INSTRUCTION ▸ Exact repetition of every entry is required.

Stored data ▸
Begin

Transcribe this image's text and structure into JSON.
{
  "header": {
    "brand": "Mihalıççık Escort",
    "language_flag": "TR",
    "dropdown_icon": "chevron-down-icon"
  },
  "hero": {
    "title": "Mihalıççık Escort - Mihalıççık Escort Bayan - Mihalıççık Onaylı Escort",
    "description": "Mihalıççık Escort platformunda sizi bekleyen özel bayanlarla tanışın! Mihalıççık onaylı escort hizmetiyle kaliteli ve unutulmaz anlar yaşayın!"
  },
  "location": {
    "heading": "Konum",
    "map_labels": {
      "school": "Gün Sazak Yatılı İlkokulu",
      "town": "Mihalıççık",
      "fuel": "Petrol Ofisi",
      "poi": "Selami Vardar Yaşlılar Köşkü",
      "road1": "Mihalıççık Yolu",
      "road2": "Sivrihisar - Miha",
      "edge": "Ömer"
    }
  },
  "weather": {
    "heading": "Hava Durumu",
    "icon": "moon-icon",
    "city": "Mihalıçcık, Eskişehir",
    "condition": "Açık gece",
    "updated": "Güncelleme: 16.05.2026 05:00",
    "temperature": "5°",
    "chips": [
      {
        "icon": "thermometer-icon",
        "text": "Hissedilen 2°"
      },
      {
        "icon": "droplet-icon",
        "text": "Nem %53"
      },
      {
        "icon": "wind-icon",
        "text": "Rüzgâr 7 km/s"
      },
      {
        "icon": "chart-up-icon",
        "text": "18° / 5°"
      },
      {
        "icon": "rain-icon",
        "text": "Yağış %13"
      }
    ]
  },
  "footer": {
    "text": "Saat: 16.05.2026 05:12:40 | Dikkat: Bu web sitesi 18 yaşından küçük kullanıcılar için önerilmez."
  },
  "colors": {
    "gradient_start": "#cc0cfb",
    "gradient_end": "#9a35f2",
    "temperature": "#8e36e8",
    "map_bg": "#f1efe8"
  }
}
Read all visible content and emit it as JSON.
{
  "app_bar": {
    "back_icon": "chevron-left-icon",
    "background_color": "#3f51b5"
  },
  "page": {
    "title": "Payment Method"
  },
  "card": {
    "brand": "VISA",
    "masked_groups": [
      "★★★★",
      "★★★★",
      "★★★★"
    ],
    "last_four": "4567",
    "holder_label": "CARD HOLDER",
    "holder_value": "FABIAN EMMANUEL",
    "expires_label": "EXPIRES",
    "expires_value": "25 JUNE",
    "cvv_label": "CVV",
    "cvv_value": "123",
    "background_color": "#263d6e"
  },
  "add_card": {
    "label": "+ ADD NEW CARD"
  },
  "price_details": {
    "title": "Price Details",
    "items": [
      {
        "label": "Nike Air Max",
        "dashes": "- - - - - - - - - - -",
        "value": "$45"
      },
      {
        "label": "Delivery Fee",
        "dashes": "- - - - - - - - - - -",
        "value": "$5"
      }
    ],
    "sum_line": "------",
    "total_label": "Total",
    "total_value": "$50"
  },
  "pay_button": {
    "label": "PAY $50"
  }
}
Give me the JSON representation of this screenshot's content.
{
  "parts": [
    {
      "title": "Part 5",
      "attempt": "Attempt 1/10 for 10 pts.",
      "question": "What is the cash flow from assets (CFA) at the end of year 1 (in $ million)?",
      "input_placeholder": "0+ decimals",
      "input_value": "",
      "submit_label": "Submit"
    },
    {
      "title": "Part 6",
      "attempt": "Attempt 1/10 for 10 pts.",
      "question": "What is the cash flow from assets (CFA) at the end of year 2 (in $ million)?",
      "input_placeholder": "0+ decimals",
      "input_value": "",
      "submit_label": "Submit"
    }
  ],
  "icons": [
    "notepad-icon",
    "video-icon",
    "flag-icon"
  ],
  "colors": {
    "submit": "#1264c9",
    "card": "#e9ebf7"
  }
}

End

THE RESULT ▸
Transcribe this image's text and structure into JSON.
{
  "header": {
    "brand": "Mihalıççık Escort",
    "language_flag": "TR",
    "dropdown_icon": "chevron-down-icon"
  },
  "hero": {
    "title": "Mihalıççık Escort - Mihalıççık Escort Bayan - Mihalıççık Onaylı Escort",
    "description": "Mihalıççık Escort platformunda sizi bekleyen özel bayanlarla tanışın! Mihalıççık onaylı escort hizmetiyle kaliteli ve unutulmaz anlar yaşayın!"
  },
  "location": {
    "heading": "Konum",
    "map_labels": {
      "school": "Gün Sazak Yatılı İlkokulu",
      "town": "Mihalıççık",
      "fuel": "Petrol Ofisi",
      "poi": "Selami Vardar Yaşlılar Köşkü",
      "road1": "Mihalıççık Yolu",
      "road2": "Sivrihisar - Miha",
      "edge": "Ömer"
    }
  },
  "weather": {
    "heading": "Hava Durumu",
    "icon": "moon-icon",
    "city": "Mihalıçcık, Eskişehir",
    "condition": "Açık gece",
    "updated": "Güncelleme: 16.05.2026 05:00",
    "temperature": "5°",
    "chips": [
      {
        "icon": "thermometer-icon",
        "text": "Hissedilen 2°"
      },
      {
        "icon": "droplet-icon",
        "text": "Nem %53"
      },
      {
        "icon": "wind-icon",
        "text": "Rüzgâr 7 km/s"
      },
      {
        "icon": "chart-up-icon",
        "text": "18° / 5°"
      },
      {
        "icon": "rain-icon",
        "text": "Yağış %13"
      }
    ]
  },
  "footer": {
    "text": "Saat: 16.05.2026 05:12:40 | Dikkat: Bu web sitesi 18 yaşından küçük kullanıcılar için önerilmez."
  },
  "colors": {
    "gradient_start": "#cc0cfb",
    "gradient_end": "#9a35f2",
    "temperature": "#8e36e8",
    "map_bg": "#f1efe8"
  }
}
Read all visible content and emit it as JSON.
{
  "app_bar": {
    "back_icon": "chevron-left-icon",
    "background_color": "#3f51b5"
  },
  "page": {
    "title": "Payment Method"
  },
  "card": {
    "brand": "VISA",
    "masked_groups": [
      "★★★★",
      "★★★★",
      "★★★★"
    ],
    "last_four": "4567",
    "holder_label": "CARD HOLDER",
    "holder_value": "FABIAN EMMANUEL",
    "expires_label": "EXPIRES",
    "expires_value": "25 JUNE",
    "cvv_label": "CVV",
    "cvv_value": "123",
    "background_color": "#263d6e"
  },
  "add_card": {
    "label": "+ ADD NEW CARD"
  },
  "price_details": {
    "title": "Price Details",
    "items": [
      {
        "label": "Nike Air Max",
        "dashes": "- - - - - - - - - - -",
        "value": "$45"
      },
      {
        "label": "Delivery Fee",
        "dashes": "- - - - - - - - - - -",
        "value": "$5"
      }
    ],
    "sum_line": "------",
    "total_label": "Total",
    "total_value": "$50"
  },
  "pay_button": {
    "label": "PAY $50"
  }
}
Give me the JSON representation of this screenshot's content.
{
  "parts": [
    {
      "title": "Part 5",
      "attempt": "Attempt 1/10 for 10 pts.",
      "question": "What is the cash flow from assets (CFA) at the end of year 1 (in $ million)?",
      "input_placeholder": "0+ decimals",
      "input_value": "",
      "submit_label": "Submit"
    },
    {
      "title": "Part 6",
      "attempt": "Attempt 1/10 for 10 pts.",
      "question": "What is the cash flow from assets (CFA) at the end of year 2 (in $ million)?",
      "input_placeholder": "0+ decimals",
      "input_value": "",
      "submit_label": "Submit"
    }
  ],
  "icons": [
    "notepad-icon",
    "video-icon",
    "flag-icon"
  ],
  "colors": {
    "submit": "#1264c9",
    "card": "#e9ebf7"
  }
}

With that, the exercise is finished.